--- start of RECORDS FOR THIS EXERCISE ---

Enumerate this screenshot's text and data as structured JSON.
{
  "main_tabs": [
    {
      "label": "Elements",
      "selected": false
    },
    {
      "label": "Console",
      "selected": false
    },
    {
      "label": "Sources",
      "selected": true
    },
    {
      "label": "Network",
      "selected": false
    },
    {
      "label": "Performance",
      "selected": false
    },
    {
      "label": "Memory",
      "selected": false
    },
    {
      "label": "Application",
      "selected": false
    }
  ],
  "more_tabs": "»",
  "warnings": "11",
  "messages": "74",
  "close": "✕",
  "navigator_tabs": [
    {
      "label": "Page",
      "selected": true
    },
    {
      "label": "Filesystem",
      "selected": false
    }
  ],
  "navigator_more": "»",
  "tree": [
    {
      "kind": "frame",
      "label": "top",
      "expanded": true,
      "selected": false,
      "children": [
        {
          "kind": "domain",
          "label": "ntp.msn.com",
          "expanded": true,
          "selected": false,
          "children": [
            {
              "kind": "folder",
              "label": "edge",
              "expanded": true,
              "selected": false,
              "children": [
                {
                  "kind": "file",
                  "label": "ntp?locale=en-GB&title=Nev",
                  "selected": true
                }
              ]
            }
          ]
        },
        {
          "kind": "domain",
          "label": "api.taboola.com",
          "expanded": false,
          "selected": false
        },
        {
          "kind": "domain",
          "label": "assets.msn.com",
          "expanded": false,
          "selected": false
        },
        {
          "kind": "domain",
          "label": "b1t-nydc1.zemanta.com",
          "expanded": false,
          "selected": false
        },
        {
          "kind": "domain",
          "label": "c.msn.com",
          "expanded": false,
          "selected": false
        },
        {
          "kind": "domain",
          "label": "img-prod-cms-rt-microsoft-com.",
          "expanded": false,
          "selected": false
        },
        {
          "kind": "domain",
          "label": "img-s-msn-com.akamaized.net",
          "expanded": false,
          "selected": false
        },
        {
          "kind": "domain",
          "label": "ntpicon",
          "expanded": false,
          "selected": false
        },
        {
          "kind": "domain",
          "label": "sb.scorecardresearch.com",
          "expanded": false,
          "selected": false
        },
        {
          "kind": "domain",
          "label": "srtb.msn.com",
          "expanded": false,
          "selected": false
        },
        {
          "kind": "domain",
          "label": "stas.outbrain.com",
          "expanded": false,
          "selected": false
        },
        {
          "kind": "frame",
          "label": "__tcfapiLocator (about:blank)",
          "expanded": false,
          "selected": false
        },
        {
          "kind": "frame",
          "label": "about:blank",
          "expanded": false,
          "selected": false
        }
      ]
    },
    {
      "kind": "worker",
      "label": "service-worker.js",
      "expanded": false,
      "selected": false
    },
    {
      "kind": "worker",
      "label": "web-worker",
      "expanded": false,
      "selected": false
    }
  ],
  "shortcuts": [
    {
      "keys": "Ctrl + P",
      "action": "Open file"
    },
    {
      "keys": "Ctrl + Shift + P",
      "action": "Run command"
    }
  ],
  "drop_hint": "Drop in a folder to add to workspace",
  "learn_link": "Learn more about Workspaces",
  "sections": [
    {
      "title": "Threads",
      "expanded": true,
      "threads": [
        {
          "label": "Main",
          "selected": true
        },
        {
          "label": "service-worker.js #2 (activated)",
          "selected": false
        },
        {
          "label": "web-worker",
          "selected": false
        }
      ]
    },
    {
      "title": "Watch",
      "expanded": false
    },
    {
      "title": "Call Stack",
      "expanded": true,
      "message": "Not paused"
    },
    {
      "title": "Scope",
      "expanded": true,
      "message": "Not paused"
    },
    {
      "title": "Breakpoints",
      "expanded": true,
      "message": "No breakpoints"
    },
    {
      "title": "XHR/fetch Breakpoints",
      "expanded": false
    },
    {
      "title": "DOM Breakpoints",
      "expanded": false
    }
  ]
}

--- end of RECORDS FOR THIS EXERCISE ---

THE PROBLEM:
Extract all of the material exactly as it is written.

WRITTEN SOLUTION:
Enumerate this screenshot's text and data as structured JSON.
{
  "main_tabs": [
    {
      "label": "Elements",
      "selected": false
    },
    {
      "label": "Console",
      "selected": false
    },
    {
      "label": "Sources",
      "selected": true
    },
    {
      "label": "Network",
      "selected": false
    },
    {
      "label": "Performance",
      "selected": false
    },
    {
      "label": "Memory",
      "selected": false
    },
    {
      "label": "Application",
      "selected": false
    }
  ],
  "more_tabs": "»",
  "warnings": "11",
  "messages": "74",
  "close": "✕",
  "navigator_tabs": [
    {
      "label": "Page",
      "selected": true
    },
    {
      "label": "Filesystem",
      "selected": false
    }
  ],
  "navigator_more": "»",
  "tree": [
    {
      "kind": "frame",
      "label": "top",
      "expanded": true,
      "selected": false,
      "children": [
        {
          "kind": "domain",
          "label": "ntp.msn.com",
          "expanded": true,
          "selected": false,
          "children": [
            {
              "kind": "folder",
              "label": "edge",
              "expanded": true,
              "selected": false,
              "children": [
                {
                  "kind": "file",
                  "label": "ntp?locale=en-GB&title=Nev",
                  "selected": true
                }
              ]
            }
          ]
        },
        {
          "kind": "domain",
          "label": "api.taboola.com",
          "expanded": false,
          "selected": false
        },
        {
          "kind": "domain",
          "label": "assets.msn.com",
          "expanded": false,
          "selected": false
        },
        {
          "kind": "domain",
          "label": "b1t-nydc1.zemanta.com",
          "expanded": false,
          "selected": false
        },
        {
          "kind": "domain",
          "label": "c.msn.com",
          "expanded": false,
          "selected": false
        },
        {
          "kind": "domain",
          "label": "img-prod-cms-rt-microsoft-com.",
          "expanded": false,
          "selected": false
        },
        {
          "kind": "domain",
          "label": "img-s-msn-com.akamaized.net",
          "expanded": false,
          "selected": false
        },
        {
          "kind": "domain",
          "label": "ntpicon",
          "expanded": false,
          "selected": false
        },
        {
          "kind": "domain",
          "label": "sb.scorecardresearch.com",
          "expanded": false,
          "selected": false
        },
        {
          "kind": "domain",
          "label": "srtb.msn.com",
          "expanded": false,
          "selected": false
        },
        {
          "kind": "domain",
          "label": "stas.outbrain.com",
          "expanded": false,
          "selected": false
        },
        {
          "kind": "frame",
          "label": "__tcfapiLocator (about:blank)",
          "expanded": false,
          "selected": false
        },
        {
          "kind": "frame",
          "label": "about:blank",
          "expanded": false,
          "selected": false
        }
      ]
    },
    {
      "kind": "worker",
      "label": "service-worker.js",
      "expanded": false,
      "selected": false
    },
    {
      "kind": "worker",
      "label": "web-worker",
      "expanded": false,
      "selected": false
    }
  ],
  "shortcuts": [
    {
      "keys": "Ctrl + P",
      "action": "Open file"
    },
    {
      "keys": "Ctrl + Shift + P",
      "action": "Run command"
    }
  ],
  "drop_hint": "Drop in a folder to add to workspace",
  "learn_link": "Learn more about Workspaces",
  "sections": [
    {
      "title": "Threads",
      "expanded": true,
      "threads": [
        {
          "label": "Main",
          "selected": true
        },
        {
          "label": "service-worker.js #2 (activated)",
          "selected": false
        },
        {
          "label": "web-worker",
          "selected": false
        }
      ]
    },
    {
      "title": "Watch",
      "expanded": false
    },
    {
      "title": "Call Stack",
      "expanded": true,
      "message": "Not paused"
    },
    {
      "title": "Scope",
      "expanded": true,
      "message": "Not paused"
    },
    {
      "title": "Breakpoints",
      "expanded": true,
      "message": "No breakpoints"
    },
    {
      "title": "XHR/fetch Breakpoints",
      "expanded": false
    },
    {
      "title": "DOM Breakpoints",
      "expanded": false
    }
  ]
}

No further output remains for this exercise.